### Given exercise
Nothing in the data should change when you return it, but leave the pictures out.

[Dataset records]
──────

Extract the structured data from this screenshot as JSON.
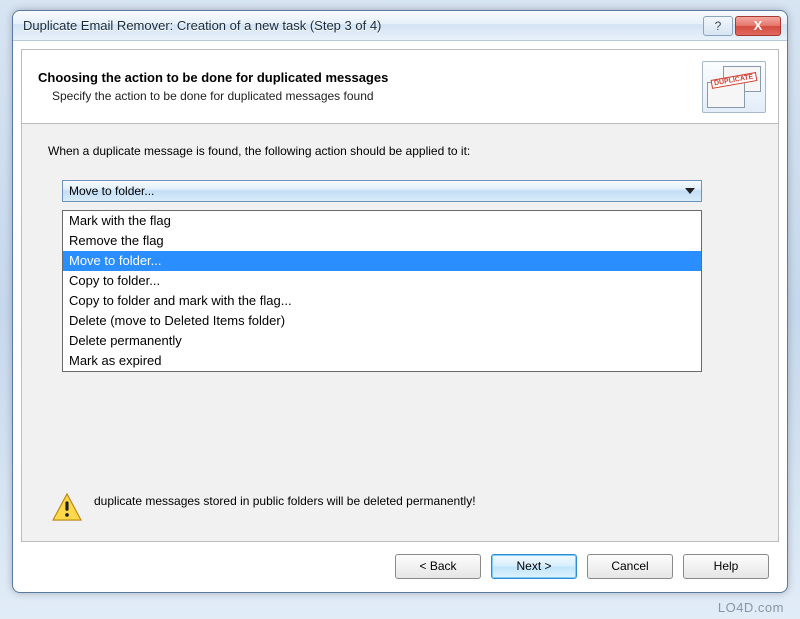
{
  "window": {
    "title": "Duplicate Email Remover: Creation of a new task (Step 3 of 4)"
  },
  "titlebar_buttons": {
    "help": "?",
    "close": "X"
  },
  "header": {
    "title": "Choosing the action to be done for duplicated messages",
    "subtitle": "Specify the action to be done for duplicated messages found",
    "icon_stamp": "DUPLICATE"
  },
  "body": {
    "instruction": "When a duplicate message is found, the following action should be applied to it:",
    "combo_selected": "Move to folder...",
    "options": [
      "Mark with the flag",
      "Remove the flag",
      "Move to folder...",
      "Copy to folder...",
      "Copy to folder and mark with the flag...",
      "Delete (move to Deleted Items folder)",
      "Delete permanently",
      "Mark as expired"
    ],
    "selected_index": 2,
    "caution": "duplicate messages stored in public folders will be deleted permanently!"
  },
  "buttons": {
    "back": "< Back",
    "next": "Next >",
    "cancel": "Cancel",
    "help": "Help"
  },
  "watermark": "LO4D.com"
}
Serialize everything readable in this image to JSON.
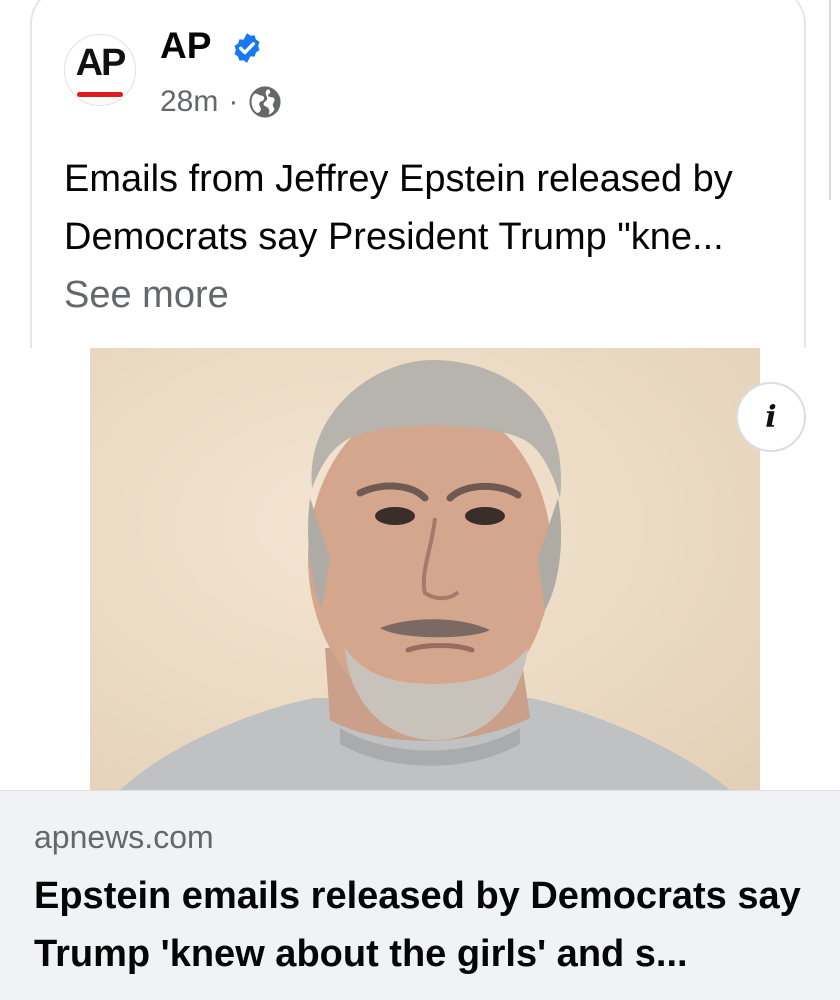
{
  "post": {
    "avatar_text": "AP",
    "page_name": "AP",
    "timestamp": "28m",
    "separator": "·",
    "audience_icon": "globe-icon",
    "verified_icon": "verified-badge-icon",
    "text": "Emails from Jeffrey Epstein released by Democrats say President Trump \"kne...",
    "see_more_label": "See more"
  },
  "photo": {
    "info_icon": "info-icon",
    "info_glyph": "i"
  },
  "link": {
    "domain": "apnews.com",
    "title": "Epstein emails released by Democrats say Trump 'knew about the girls' and s..."
  },
  "colors": {
    "verified_blue": "#1877f2",
    "secondary_text": "#65676b",
    "ap_red": "#e01b1b",
    "link_bg": "#f0f2f5"
  }
}
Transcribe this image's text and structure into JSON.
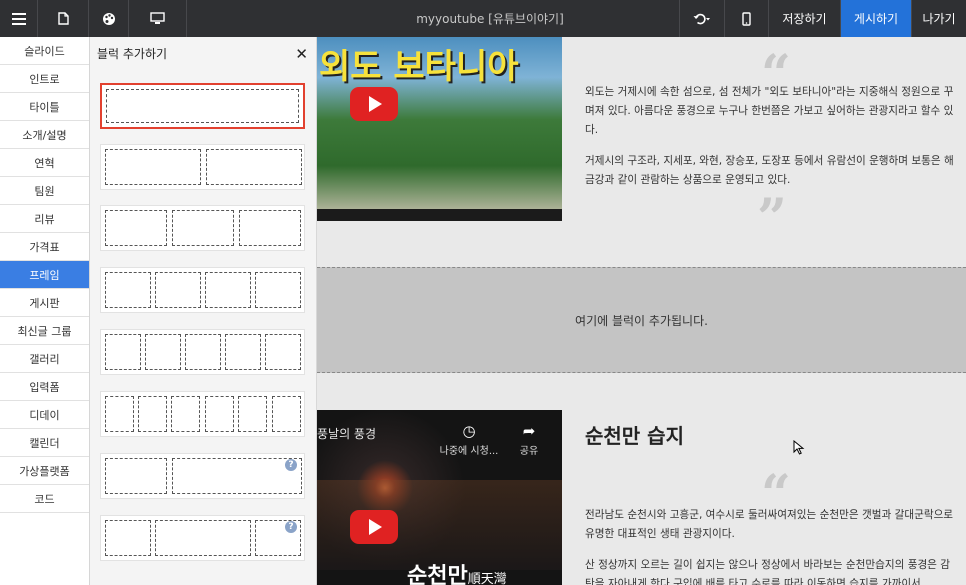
{
  "topbar": {
    "title": "myyoutube [유튜브이야기]",
    "save_label": "저장하기",
    "publish_label": "게시하기",
    "exit_label": "나가기",
    "icons": [
      "menu-icon",
      "page-icon",
      "palette-icon",
      "desktop-icon",
      "undo-icon",
      "mobile-icon"
    ],
    "publish_color": "#2372d9"
  },
  "categories": {
    "items": [
      "슬라이드",
      "인트로",
      "타이틀",
      "소개/설명",
      "연혁",
      "팀원",
      "리뷰",
      "가격표",
      "프레임",
      "게시판",
      "최신글 그룹",
      "갤러리",
      "입력폼",
      "디데이",
      "캘린더",
      "가상플랫폼",
      "코드"
    ],
    "active": "프레임",
    "active_color": "#3a7ee3"
  },
  "panel": {
    "title": "블럭 추가하기",
    "close_icon": "close-icon",
    "layout_count_visible": 8
  },
  "canvas": {
    "section1": {
      "video_title": "외도 보타니아",
      "paragraph1": "외도는 거제시에 속한 섬으로, 섬 전체가 \"외도 보타니아\"라는 지중해식 정원으로 꾸며져 있다. 아름다운 풍경으로 누구나 한번쯤은 가보고 싶어하는 관광지라고 할수 있다.",
      "paragraph2": "거제시의 구조라, 지세포, 와현, 장승포, 도장포 등에서 유람선이 운행하며 보통은 해금강과 같이 관람하는 상품으로 운영되고 있다."
    },
    "drop_zone_text": "여기에 블럭이 추가됩니다.",
    "section2": {
      "heading": "순천만 습지",
      "video_label": "풍날의 풍경",
      "watch_later": "나중에 시청...",
      "share": "공유",
      "video_big_title": "순천만",
      "video_big_title_hanja": "順天灣",
      "paragraph1": "전라남도 순천시와 고흥군, 여수시로 둘러싸여져있는 순천만은 갯벌과 갈대군락으로 유명한 대표적인 생태 관광지이다.",
      "paragraph2": "산 정상까지 오르는 길이 쉽지는 않으나 정상에서 바라보는 순천만습지의 풍경은 감탄을 자아내게 한다 구입에 배를 타고 수로를 따라 이동하면 습지를 가까이서"
    },
    "quote_open": "“",
    "quote_close": "”"
  }
}
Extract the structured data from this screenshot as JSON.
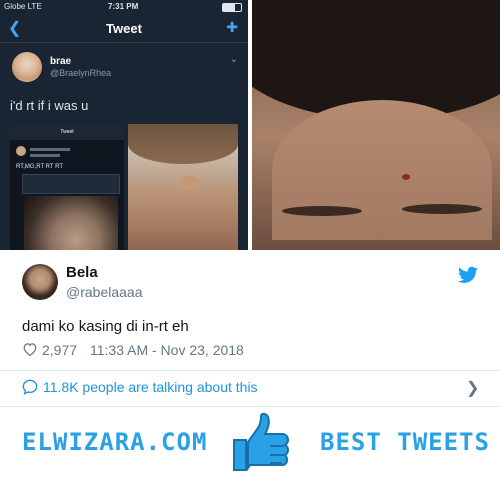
{
  "embedded_screenshot": {
    "status": {
      "carrier": "Globe  LTE",
      "time": "7:31 PM"
    },
    "nav": {
      "title": "Tweet"
    },
    "inner_tweet": {
      "name": "brae",
      "handle": "@BraelynRhea",
      "text": "i'd rt if i was u"
    },
    "nested": {
      "bar_title": "Tweet",
      "text": "RT,MG,RT RT RT"
    }
  },
  "tweet": {
    "display_name": "Bela",
    "handle": "@rabelaaaa",
    "text": "dami ko kasing di in-rt eh",
    "like_count": "2,977",
    "timestamp": "11:33 AM - Nov 23, 2018",
    "talking": "11.8K people are talking about this"
  },
  "banner": {
    "site": "ELWIZARA.COM",
    "tagline": "BEST TWEETS"
  },
  "colors": {
    "twitter_blue": "#1da1f2",
    "link_blue": "#1b95e0",
    "banner_blue": "#2aa0e6"
  },
  "icons": [
    "back-arrow-icon",
    "compose-icon",
    "twitter-bird-icon",
    "heart-icon",
    "speech-bubble-icon",
    "chevron-right-icon",
    "thumbs-up-icon"
  ]
}
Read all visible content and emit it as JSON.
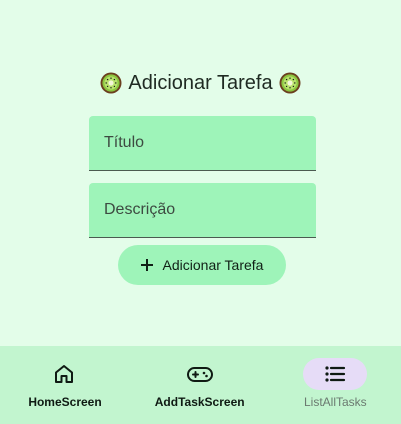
{
  "screen": {
    "title": "Adicionar Tarefa",
    "title_icon": "kiwi-icon"
  },
  "form": {
    "title_placeholder": "Título",
    "title_value": "",
    "description_placeholder": "Descrição",
    "description_value": "",
    "submit_label": "Adicionar Tarefa",
    "submit_icon": "plus-icon"
  },
  "bottom_nav": {
    "items": [
      {
        "label": "HomeScreen",
        "icon": "home-icon",
        "active": false
      },
      {
        "label": "AddTaskScreen",
        "icon": "gamepad-icon",
        "active": false
      },
      {
        "label": "ListAllTasks",
        "icon": "list-icon",
        "active": true
      }
    ]
  },
  "colors": {
    "background": "#e3fde9",
    "field": "#9ef4b9",
    "nav_background": "#c2f5cf",
    "active_indicator": "#e6dcf7"
  }
}
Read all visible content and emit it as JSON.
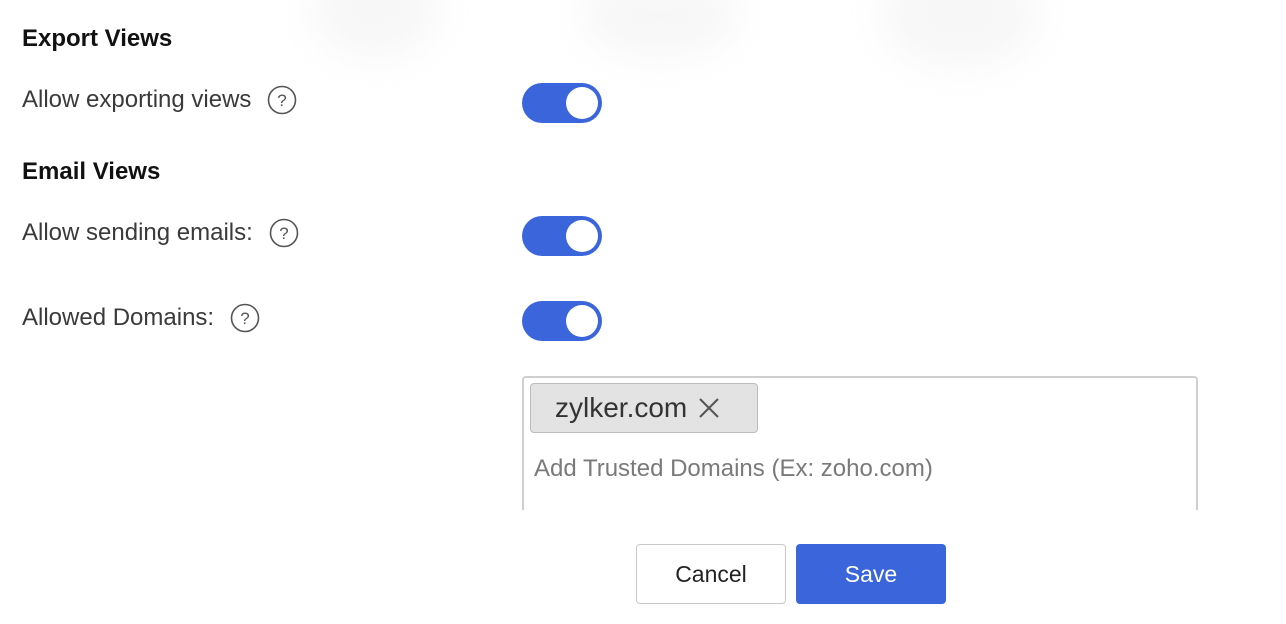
{
  "colors": {
    "accent": "#3b66db",
    "toggle_on": "#3b66db",
    "chip_bg": "#e3e3e3",
    "border": "#cfcfcf"
  },
  "export_views": {
    "title": "Export Views",
    "allow_exporting": {
      "label": "Allow exporting views",
      "help_icon": "question-circle-icon",
      "enabled": true
    }
  },
  "email_views": {
    "title": "Email Views",
    "allow_sending": {
      "label": "Allow sending emails:",
      "help_icon": "question-circle-icon",
      "enabled": true
    },
    "allowed_domains": {
      "label": "Allowed Domains:",
      "help_icon": "question-circle-icon",
      "enabled": true,
      "domains": [
        "zylker.com"
      ],
      "remove_icon": "close-icon",
      "input_value": "",
      "input_placeholder": "Add Trusted Domains (Ex: zoho.com)"
    }
  },
  "actions": {
    "cancel_label": "Cancel",
    "save_label": "Save"
  }
}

──────

### Solution below
Extract the structured data from this screenshot as JSON.
{
  "window": {
    "title": "Duplicate Email Remover: Creation of a new task (Step 3 of 4)"
  },
  "titlebar_buttons": {
    "help": "?",
    "close": "X"
  },
  "header": {
    "title": "Choosing the action to be done for duplicated messages",
    "subtitle": "Specify the action to be done for duplicated messages found",
    "icon_stamp": "DUPLICATE"
  },
  "body": {
    "instruction": "When a duplicate message is found, the following action should be applied to it:",
    "combo_selected": "Move to folder...",
    "options": [
      "Mark with the flag",
      "Remove the flag",
      "Move to folder...",
      "Copy to folder...",
      "Copy to folder and mark with the flag...",
      "Delete (move to Deleted Items folder)",
      "Delete permanently",
      "Mark as expired"
    ],
    "selected_index": 2,
    "caution": "duplicate messages stored in public folders will be deleted permanently!"
  },
  "buttons": {
    "back": "< Back",
    "next": "Next >",
    "cancel": "Cancel",
    "help": "Help"
  },
  "watermark": "LO4D.com"
}
Serialize everything readable in this image to JSON.
{
  "post": {
    "avatar_text": "AP",
    "page_name": "AP",
    "timestamp": "28m",
    "separator": "·",
    "audience_icon": "globe-icon",
    "verified_icon": "verified-badge-icon",
    "text": "Emails from Jeffrey Epstein released by Democrats say President Trump \"kne...",
    "see_more_label": "See more"
  },
  "photo": {
    "info_icon": "info-icon",
    "info_glyph": "i"
  },
  "link": {
    "domain": "apnews.com",
    "title": "Epstein emails released by Democrats say Trump 'knew about the girls' and s..."
  },
  "colors": {
    "verified_blue": "#1877f2",
    "secondary_text": "#65676b",
    "ap_red": "#e01b1b",
    "link_bg": "#f0f2f5"
  }
}
Transcribe this image's text and structure into JSON.
{
  "topbar": {
    "title": "myyoutube [유튜브이야기]",
    "save_label": "저장하기",
    "publish_label": "게시하기",
    "exit_label": "나가기",
    "icons": [
      "menu-icon",
      "page-icon",
      "palette-icon",
      "desktop-icon",
      "undo-icon",
      "mobile-icon"
    ],
    "publish_color": "#2372d9"
  },
  "categories": {
    "items": [
      "슬라이드",
      "인트로",
      "타이틀",
      "소개/설명",
      "연혁",
      "팀원",
      "리뷰",
      "가격표",
      "프레임",
      "게시판",
      "최신글 그룹",
      "갤러리",
      "입력폼",
      "디데이",
      "캘린더",
      "가상플랫폼",
      "코드"
    ],
    "active": "프레임",
    "active_color": "#3a7ee3"
  },
  "panel": {
    "title": "블럭 추가하기",
    "close_icon": "close-icon",
    "layout_count_visible": 8
  },
  "canvas": {
    "section1": {
      "video_title": "외도 보타니아",
      "paragraph1": "외도는 거제시에 속한 섬으로, 섬 전체가 \"외도 보타니아\"라는 지중해식 정원으로 꾸며져 있다. 아름다운 풍경으로 누구나 한번쯤은 가보고 싶어하는 관광지라고 할수 있다.",
      "paragraph2": "거제시의 구조라, 지세포, 와현, 장승포, 도장포 등에서 유람선이 운행하며 보통은 해금강과 같이 관람하는 상품으로 운영되고 있다."
    },
    "drop_zone_text": "여기에 블럭이 추가됩니다.",
    "section2": {
      "heading": "순천만 습지",
      "video_label": "풍날의 풍경",
      "watch_later": "나중에 시청...",
      "share": "공유",
      "video_big_title": "순천만",
      "video_big_title_hanja": "順天灣",
      "paragraph1": "전라남도 순천시와 고흥군, 여수시로 둘러싸여져있는 순천만은 갯벌과 갈대군락으로 유명한 대표적인 생태 관광지이다.",
      "paragraph2": "산 정상까지 오르는 길이 쉽지는 않으나 정상에서 바라보는 순천만습지의 풍경은 감탄을 자아내게 한다 구입에 배를 타고 수로를 따라 이동하면 습지를 가까이서"
    },
    "quote_open": "“",
    "quote_close": "”"
  }
}
Extract the structured data from this screenshot as JSON.
{
  "embedded_screenshot": {
    "status": {
      "carrier": "Globe  LTE",
      "time": "7:31 PM"
    },
    "nav": {
      "title": "Tweet"
    },
    "inner_tweet": {
      "name": "brae",
      "handle": "@BraelynRhea",
      "text": "i'd rt if i was u"
    },
    "nested": {
      "bar_title": "Tweet",
      "text": "RT,MG,RT RT RT"
    }
  },
  "tweet": {
    "display_name": "Bela",
    "handle": "@rabelaaaa",
    "text": "dami ko kasing di in-rt eh",
    "like_count": "2,977",
    "timestamp": "11:33 AM - Nov 23, 2018",
    "talking": "11.8K people are talking about this"
  },
  "banner": {
    "site": "ELWIZARA.COM",
    "tagline": "BEST TWEETS"
  },
  "colors": {
    "twitter_blue": "#1da1f2",
    "link_blue": "#1b95e0",
    "banner_blue": "#2aa0e6"
  },
  "icons": [
    "back-arrow-icon",
    "compose-icon",
    "twitter-bird-icon",
    "heart-icon",
    "speech-bubble-icon",
    "chevron-right-icon",
    "thumbs-up-icon"
  ]
}
Read all visible content and emit it as JSON.
{
  "screen": {
    "title": "Adicionar Tarefa",
    "title_icon": "kiwi-icon"
  },
  "form": {
    "title_placeholder": "Título",
    "title_value": "",
    "description_placeholder": "Descrição",
    "description_value": "",
    "submit_label": "Adicionar Tarefa",
    "submit_icon": "plus-icon"
  },
  "bottom_nav": {
    "items": [
      {
        "label": "HomeScreen",
        "icon": "home-icon",
        "active": false
      },
      {
        "label": "AddTaskScreen",
        "icon": "gamepad-icon",
        "active": false
      },
      {
        "label": "ListAllTasks",
        "icon": "list-icon",
        "active": true
      }
    ]
  },
  "colors": {
    "background": "#e3fde9",
    "field": "#9ef4b9",
    "nav_background": "#c2f5cf",
    "active_indicator": "#e6dcf7"
  }
}
Read all visible content and emit it as JSON.
{
  "colors": {
    "accent": "#3b66db",
    "toggle_on": "#3b66db",
    "chip_bg": "#e3e3e3",
    "border": "#cfcfcf"
  },
  "export_views": {
    "title": "Export Views",
    "allow_exporting": {
      "label": "Allow exporting views",
      "help_icon": "question-circle-icon",
      "enabled": true
    }
  },
  "email_views": {
    "title": "Email Views",
    "allow_sending": {
      "label": "Allow sending emails:",
      "help_icon": "question-circle-icon",
      "enabled": true
    },
    "allowed_domains": {
      "label": "Allowed Domains:",
      "help_icon": "question-circle-icon",
      "enabled": true,
      "domains": [
        "zylker.com"
      ],
      "remove_icon": "close-icon",
      "input_value": "",
      "input_placeholder": "Add Trusted Domains (Ex: zoho.com)"
    }
  },
  "actions": {
    "cancel_label": "Cancel",
    "save_label": "Save"
  }
}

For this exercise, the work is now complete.